# Assignment:
Spot each line in the data below containing "second" and copy it.

(Document page text data)
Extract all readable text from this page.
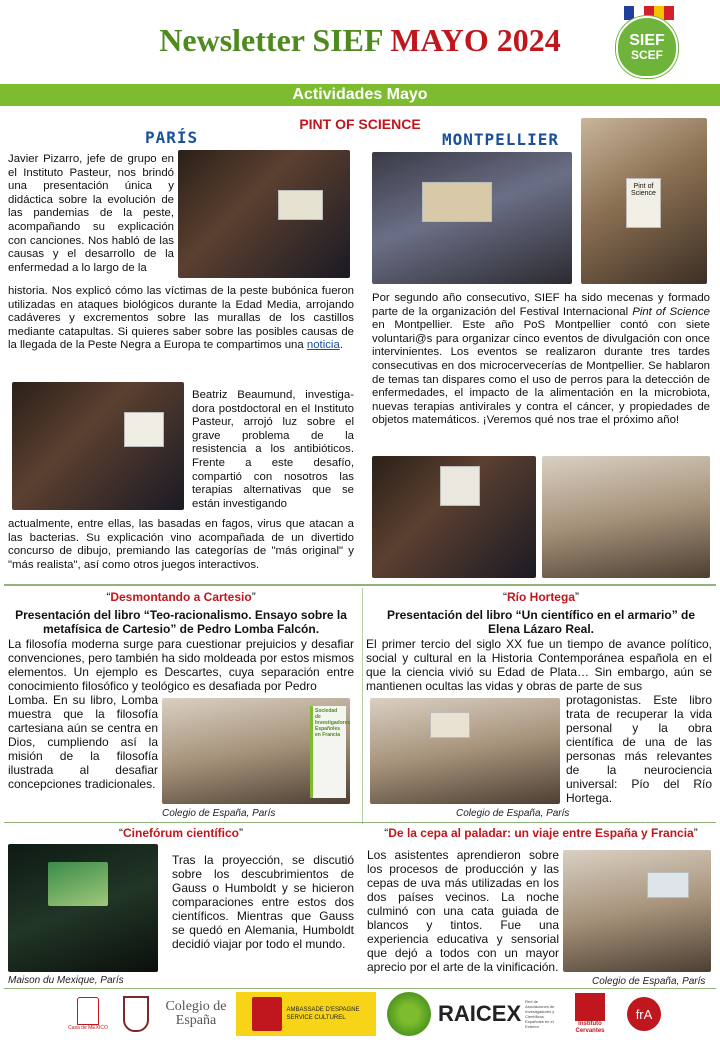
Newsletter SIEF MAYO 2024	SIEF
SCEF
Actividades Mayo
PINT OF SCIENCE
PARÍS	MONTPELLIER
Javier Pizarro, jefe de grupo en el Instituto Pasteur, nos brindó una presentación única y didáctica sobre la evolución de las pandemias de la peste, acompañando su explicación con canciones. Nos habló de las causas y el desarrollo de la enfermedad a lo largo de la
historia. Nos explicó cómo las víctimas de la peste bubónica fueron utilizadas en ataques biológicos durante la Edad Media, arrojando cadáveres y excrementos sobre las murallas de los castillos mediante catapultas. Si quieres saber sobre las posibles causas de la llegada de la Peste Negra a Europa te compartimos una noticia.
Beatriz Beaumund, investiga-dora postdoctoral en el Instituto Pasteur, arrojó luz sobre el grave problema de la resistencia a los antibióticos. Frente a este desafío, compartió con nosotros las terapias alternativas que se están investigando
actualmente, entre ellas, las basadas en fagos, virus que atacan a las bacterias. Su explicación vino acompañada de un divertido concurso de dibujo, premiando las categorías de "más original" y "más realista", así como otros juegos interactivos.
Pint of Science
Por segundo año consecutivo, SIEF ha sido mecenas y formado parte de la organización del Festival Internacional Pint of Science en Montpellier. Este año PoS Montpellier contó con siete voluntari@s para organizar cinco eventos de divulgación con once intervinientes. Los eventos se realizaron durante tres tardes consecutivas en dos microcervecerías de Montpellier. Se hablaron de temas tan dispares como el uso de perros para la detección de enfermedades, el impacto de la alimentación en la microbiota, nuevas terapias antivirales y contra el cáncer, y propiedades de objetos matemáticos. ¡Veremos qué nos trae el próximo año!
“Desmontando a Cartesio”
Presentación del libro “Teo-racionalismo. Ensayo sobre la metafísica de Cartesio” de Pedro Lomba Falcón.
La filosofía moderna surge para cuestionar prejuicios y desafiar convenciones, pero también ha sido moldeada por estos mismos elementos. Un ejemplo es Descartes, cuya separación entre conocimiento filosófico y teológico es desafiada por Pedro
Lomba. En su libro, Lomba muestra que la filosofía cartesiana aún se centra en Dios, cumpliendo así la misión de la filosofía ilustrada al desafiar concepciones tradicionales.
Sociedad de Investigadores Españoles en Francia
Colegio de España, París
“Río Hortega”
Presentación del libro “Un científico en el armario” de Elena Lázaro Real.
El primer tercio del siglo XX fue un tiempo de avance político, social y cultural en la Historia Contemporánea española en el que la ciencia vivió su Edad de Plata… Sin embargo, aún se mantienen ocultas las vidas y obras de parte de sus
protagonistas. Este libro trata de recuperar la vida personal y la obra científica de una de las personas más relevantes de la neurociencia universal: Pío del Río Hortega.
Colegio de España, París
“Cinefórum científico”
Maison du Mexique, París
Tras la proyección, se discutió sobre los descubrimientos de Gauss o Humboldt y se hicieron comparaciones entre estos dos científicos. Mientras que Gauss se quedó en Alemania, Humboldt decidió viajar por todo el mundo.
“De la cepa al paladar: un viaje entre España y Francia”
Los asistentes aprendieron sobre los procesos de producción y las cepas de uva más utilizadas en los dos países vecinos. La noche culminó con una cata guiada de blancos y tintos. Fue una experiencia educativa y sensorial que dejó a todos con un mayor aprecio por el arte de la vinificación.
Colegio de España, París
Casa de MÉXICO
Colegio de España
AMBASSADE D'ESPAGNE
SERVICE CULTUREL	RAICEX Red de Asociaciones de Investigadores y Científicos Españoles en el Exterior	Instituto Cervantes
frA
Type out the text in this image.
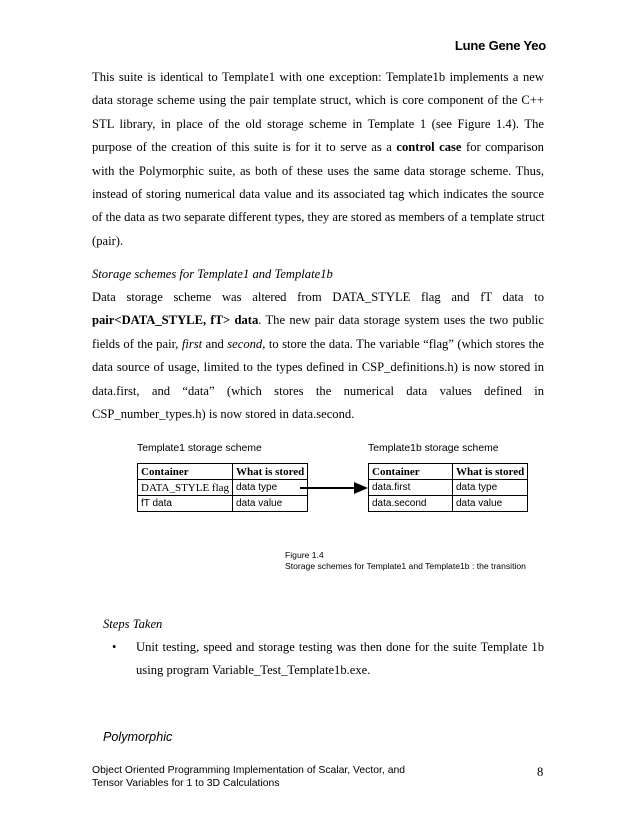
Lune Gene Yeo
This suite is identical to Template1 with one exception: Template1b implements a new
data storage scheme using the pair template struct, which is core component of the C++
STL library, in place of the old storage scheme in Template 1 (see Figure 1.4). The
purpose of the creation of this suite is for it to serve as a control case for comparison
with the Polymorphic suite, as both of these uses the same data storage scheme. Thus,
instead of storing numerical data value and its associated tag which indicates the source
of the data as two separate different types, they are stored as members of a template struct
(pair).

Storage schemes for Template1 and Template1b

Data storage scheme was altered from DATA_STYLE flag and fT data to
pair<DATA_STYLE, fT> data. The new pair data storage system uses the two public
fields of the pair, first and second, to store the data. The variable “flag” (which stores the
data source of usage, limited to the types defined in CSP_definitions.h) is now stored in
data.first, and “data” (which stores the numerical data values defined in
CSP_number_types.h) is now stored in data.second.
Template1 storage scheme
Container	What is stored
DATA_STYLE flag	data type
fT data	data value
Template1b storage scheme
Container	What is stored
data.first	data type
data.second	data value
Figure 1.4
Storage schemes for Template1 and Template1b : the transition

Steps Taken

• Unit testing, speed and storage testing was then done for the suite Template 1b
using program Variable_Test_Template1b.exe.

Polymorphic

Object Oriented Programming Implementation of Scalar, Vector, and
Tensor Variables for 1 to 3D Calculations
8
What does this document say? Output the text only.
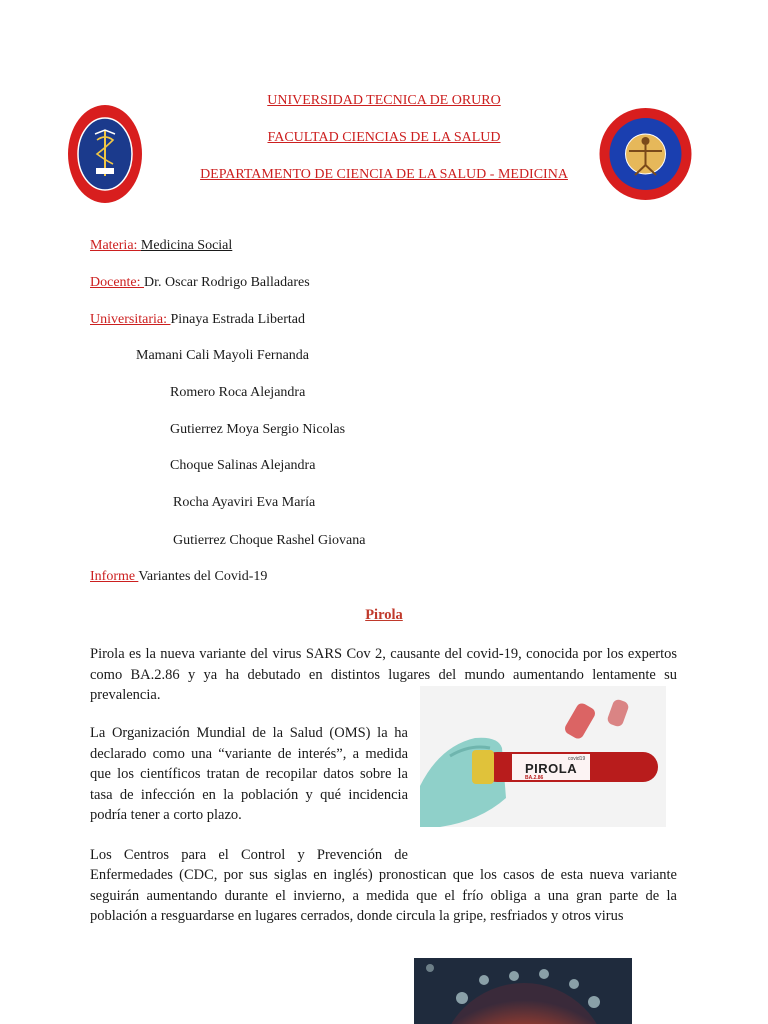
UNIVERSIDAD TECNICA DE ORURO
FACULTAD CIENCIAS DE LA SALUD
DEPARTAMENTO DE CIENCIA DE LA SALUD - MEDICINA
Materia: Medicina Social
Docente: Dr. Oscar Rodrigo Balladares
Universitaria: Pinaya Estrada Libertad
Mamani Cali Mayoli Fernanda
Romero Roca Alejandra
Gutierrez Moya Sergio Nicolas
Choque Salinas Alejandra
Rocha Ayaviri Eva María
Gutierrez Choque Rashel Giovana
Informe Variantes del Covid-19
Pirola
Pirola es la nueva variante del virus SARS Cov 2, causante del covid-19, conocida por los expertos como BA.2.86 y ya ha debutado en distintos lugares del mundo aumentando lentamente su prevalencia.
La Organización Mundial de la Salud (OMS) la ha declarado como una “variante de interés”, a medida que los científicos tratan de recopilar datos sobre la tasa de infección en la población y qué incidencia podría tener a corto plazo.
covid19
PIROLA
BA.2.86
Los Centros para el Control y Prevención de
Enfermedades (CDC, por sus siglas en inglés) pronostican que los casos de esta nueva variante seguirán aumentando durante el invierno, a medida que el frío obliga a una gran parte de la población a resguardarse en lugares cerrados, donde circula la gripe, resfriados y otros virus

# Solution to this problem:
fields of the pair, first and second, to store the data. The variable “flag” (which stores the
CSP_number_types.h) is now stored in data.second.
data.second	data value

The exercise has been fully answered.